Dataset excerpt
#####

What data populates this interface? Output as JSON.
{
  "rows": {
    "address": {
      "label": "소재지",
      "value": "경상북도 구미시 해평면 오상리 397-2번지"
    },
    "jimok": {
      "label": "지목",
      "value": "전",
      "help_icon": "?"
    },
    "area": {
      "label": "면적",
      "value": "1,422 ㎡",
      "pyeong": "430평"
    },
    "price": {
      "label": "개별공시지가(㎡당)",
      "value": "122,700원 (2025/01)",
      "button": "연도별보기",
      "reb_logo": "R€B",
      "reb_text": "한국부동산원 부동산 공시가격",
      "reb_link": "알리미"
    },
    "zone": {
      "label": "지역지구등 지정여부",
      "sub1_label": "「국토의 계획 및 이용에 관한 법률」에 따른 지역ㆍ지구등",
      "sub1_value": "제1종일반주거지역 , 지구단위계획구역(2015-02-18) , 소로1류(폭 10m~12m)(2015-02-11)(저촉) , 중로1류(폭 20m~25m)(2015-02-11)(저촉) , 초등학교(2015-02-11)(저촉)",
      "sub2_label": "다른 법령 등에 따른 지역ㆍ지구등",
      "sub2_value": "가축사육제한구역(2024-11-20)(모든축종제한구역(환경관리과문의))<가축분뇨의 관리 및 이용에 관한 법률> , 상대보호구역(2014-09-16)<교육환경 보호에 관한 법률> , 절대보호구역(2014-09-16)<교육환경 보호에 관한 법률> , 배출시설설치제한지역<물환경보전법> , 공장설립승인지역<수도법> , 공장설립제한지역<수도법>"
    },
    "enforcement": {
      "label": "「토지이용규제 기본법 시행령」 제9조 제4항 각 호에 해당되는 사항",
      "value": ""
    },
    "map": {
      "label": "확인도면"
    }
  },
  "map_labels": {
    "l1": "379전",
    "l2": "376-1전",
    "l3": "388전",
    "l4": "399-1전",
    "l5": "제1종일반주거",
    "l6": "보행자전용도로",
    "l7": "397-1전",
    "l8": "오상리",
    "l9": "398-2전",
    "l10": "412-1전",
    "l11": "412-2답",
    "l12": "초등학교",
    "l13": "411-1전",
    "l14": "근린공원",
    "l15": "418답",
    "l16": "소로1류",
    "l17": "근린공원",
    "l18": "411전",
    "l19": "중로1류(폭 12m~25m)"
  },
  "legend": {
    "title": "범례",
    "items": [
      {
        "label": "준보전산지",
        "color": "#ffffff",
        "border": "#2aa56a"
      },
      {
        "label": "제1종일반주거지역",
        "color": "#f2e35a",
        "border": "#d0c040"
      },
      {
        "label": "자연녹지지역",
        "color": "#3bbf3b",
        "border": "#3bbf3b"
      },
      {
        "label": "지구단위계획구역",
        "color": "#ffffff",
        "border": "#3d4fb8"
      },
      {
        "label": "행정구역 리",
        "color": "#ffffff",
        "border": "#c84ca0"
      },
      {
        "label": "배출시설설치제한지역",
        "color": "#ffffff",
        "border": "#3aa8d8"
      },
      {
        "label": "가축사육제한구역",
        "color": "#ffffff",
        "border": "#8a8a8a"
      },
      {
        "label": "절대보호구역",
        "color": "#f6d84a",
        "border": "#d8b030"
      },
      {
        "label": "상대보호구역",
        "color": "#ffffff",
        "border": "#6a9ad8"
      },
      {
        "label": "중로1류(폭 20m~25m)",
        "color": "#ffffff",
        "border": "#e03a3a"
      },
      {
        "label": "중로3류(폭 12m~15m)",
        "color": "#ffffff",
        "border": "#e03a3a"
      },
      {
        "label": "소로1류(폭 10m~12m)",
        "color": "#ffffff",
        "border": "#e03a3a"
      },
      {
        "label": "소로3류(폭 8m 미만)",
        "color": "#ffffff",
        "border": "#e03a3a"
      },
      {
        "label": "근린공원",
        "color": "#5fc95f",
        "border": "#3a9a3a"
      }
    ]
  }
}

#####

**Exercise prompt:** Return all the data above once more, precisely as given.

**Reply:**
What data populates this interface? Output as JSON.
{
  "rows": {
    "address": {
      "label": "소재지",
      "value": "경상북도 구미시 해평면 오상리 397-2번지"
    },
    "jimok": {
      "label": "지목",
      "value": "전",
      "help_icon": "?"
    },
    "area": {
      "label": "면적",
      "value": "1,422 ㎡",
      "pyeong": "430평"
    },
    "price": {
      "label": "개별공시지가(㎡당)",
      "value": "122,700원 (2025/01)",
      "button": "연도별보기",
      "reb_logo": "R€B",
      "reb_text": "한국부동산원 부동산 공시가격",
      "reb_link": "알리미"
    },
    "zone": {
      "label": "지역지구등 지정여부",
      "sub1_label": "「국토의 계획 및 이용에 관한 법률」에 따른 지역ㆍ지구등",
      "sub1_value": "제1종일반주거지역 , 지구단위계획구역(2015-02-18) , 소로1류(폭 10m~12m)(2015-02-11)(저촉) , 중로1류(폭 20m~25m)(2015-02-11)(저촉) , 초등학교(2015-02-11)(저촉)",
      "sub2_label": "다른 법령 등에 따른 지역ㆍ지구등",
      "sub2_value": "가축사육제한구역(2024-11-20)(모든축종제한구역(환경관리과문의))<가축분뇨의 관리 및 이용에 관한 법률> , 상대보호구역(2014-09-16)<교육환경 보호에 관한 법률> , 절대보호구역(2014-09-16)<교육환경 보호에 관한 법률> , 배출시설설치제한지역<물환경보전법> , 공장설립승인지역<수도법> , 공장설립제한지역<수도법>"
    },
    "enforcement": {
      "label": "「토지이용규제 기본법 시행령」 제9조 제4항 각 호에 해당되는 사항",
      "value": ""
    },
    "map": {
      "label": "확인도면"
    }
  },
  "map_labels": {
    "l1": "379전",
    "l2": "376-1전",
    "l3": "388전",
    "l4": "399-1전",
    "l5": "제1종일반주거",
    "l6": "보행자전용도로",
    "l7": "397-1전",
    "l8": "오상리",
    "l9": "398-2전",
    "l10": "412-1전",
    "l11": "412-2답",
    "l12": "초등학교",
    "l13": "411-1전",
    "l14": "근린공원",
    "l15": "418답",
    "l16": "소로1류",
    "l17": "근린공원",
    "l18": "411전",
    "l19": "중로1류(폭 12m~25m)"
  },
  "legend": {
    "title": "범례",
    "items": [
      {
        "label": "준보전산지",
        "color": "#ffffff",
        "border": "#2aa56a"
      },
      {
        "label": "제1종일반주거지역",
        "color": "#f2e35a",
        "border": "#d0c040"
      },
      {
        "label": "자연녹지지역",
        "color": "#3bbf3b",
        "border": "#3bbf3b"
      },
      {
        "label": "지구단위계획구역",
        "color": "#ffffff",
        "border": "#3d4fb8"
      },
      {
        "label": "행정구역 리",
        "color": "#ffffff",
        "border": "#c84ca0"
      },
      {
        "label": "배출시설설치제한지역",
        "color": "#ffffff",
        "border": "#3aa8d8"
      },
      {
        "label": "가축사육제한구역",
        "color": "#ffffff",
        "border": "#8a8a8a"
      },
      {
        "label": "절대보호구역",
        "color": "#f6d84a",
        "border": "#d8b030"
      },
      {
        "label": "상대보호구역",
        "color": "#ffffff",
        "border": "#6a9ad8"
      },
      {
        "label": "중로1류(폭 20m~25m)",
        "color": "#ffffff",
        "border": "#e03a3a"
      },
      {
        "label": "중로3류(폭 12m~15m)",
        "color": "#ffffff",
        "border": "#e03a3a"
      },
      {
        "label": "소로1류(폭 10m~12m)",
        "color": "#ffffff",
        "border": "#e03a3a"
      },
      {
        "label": "소로3류(폭 8m 미만)",
        "color": "#ffffff",
        "border": "#e03a3a"
      },
      {
        "label": "근린공원",
        "color": "#5fc95f",
        "border": "#3a9a3a"
      }
    ]
  }
}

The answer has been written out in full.